DATASET EXCERPTS ->
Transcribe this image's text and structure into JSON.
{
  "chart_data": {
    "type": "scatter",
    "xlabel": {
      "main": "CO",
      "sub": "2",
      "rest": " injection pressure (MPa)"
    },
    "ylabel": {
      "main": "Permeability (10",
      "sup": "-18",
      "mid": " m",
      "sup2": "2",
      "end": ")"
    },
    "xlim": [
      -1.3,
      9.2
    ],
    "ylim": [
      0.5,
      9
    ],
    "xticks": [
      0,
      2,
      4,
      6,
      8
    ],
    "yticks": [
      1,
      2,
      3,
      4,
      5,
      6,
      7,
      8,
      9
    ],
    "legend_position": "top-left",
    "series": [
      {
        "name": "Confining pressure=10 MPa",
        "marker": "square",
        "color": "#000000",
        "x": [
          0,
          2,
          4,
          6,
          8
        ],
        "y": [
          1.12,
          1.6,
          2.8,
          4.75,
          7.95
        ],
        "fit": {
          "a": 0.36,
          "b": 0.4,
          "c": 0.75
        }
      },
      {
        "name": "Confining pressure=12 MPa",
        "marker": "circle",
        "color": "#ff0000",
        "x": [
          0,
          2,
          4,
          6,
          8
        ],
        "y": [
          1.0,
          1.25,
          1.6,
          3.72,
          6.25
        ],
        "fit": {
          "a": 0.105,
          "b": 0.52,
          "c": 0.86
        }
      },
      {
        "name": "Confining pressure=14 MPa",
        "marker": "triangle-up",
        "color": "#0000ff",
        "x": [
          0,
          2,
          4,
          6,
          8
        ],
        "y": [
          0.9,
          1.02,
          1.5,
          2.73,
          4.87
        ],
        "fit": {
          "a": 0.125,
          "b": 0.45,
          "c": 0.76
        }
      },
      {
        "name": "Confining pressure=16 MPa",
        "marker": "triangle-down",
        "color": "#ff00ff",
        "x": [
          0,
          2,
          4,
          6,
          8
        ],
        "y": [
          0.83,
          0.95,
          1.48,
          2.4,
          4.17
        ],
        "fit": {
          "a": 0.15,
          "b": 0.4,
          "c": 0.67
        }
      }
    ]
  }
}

OBJECTIVE ->
Set down all of the entries exactly, please.

RESULT OF THE EXERCISE ->
Transcribe this image's text and structure into JSON.
{
  "chart_data": {
    "type": "scatter",
    "xlabel": {
      "main": "CO",
      "sub": "2",
      "rest": " injection pressure (MPa)"
    },
    "ylabel": {
      "main": "Permeability (10",
      "sup": "-18",
      "mid": " m",
      "sup2": "2",
      "end": ")"
    },
    "xlim": [
      -1.3,
      9.2
    ],
    "ylim": [
      0.5,
      9
    ],
    "xticks": [
      0,
      2,
      4,
      6,
      8
    ],
    "yticks": [
      1,
      2,
      3,
      4,
      5,
      6,
      7,
      8,
      9
    ],
    "legend_position": "top-left",
    "series": [
      {
        "name": "Confining pressure=10 MPa",
        "marker": "square",
        "color": "#000000",
        "x": [
          0,
          2,
          4,
          6,
          8
        ],
        "y": [
          1.12,
          1.6,
          2.8,
          4.75,
          7.95
        ],
        "fit": {
          "a": 0.36,
          "b": 0.4,
          "c": 0.75
        }
      },
      {
        "name": "Confining pressure=12 MPa",
        "marker": "circle",
        "color": "#ff0000",
        "x": [
          0,
          2,
          4,
          6,
          8
        ],
        "y": [
          1.0,
          1.25,
          1.6,
          3.72,
          6.25
        ],
        "fit": {
          "a": 0.105,
          "b": 0.52,
          "c": 0.86
        }
      },
      {
        "name": "Confining pressure=14 MPa",
        "marker": "triangle-up",
        "color": "#0000ff",
        "x": [
          0,
          2,
          4,
          6,
          8
        ],
        "y": [
          0.9,
          1.02,
          1.5,
          2.73,
          4.87
        ],
        "fit": {
          "a": 0.125,
          "b": 0.45,
          "c": 0.76
        }
      },
      {
        "name": "Confining pressure=16 MPa",
        "marker": "triangle-down",
        "color": "#ff00ff",
        "x": [
          0,
          2,
          4,
          6,
          8
        ],
        "y": [
          0.83,
          0.95,
          1.48,
          2.4,
          4.17
        ],
        "fit": {
          "a": 0.15,
          "b": 0.4,
          "c": 0.67
        }
      }
    ]
  }
}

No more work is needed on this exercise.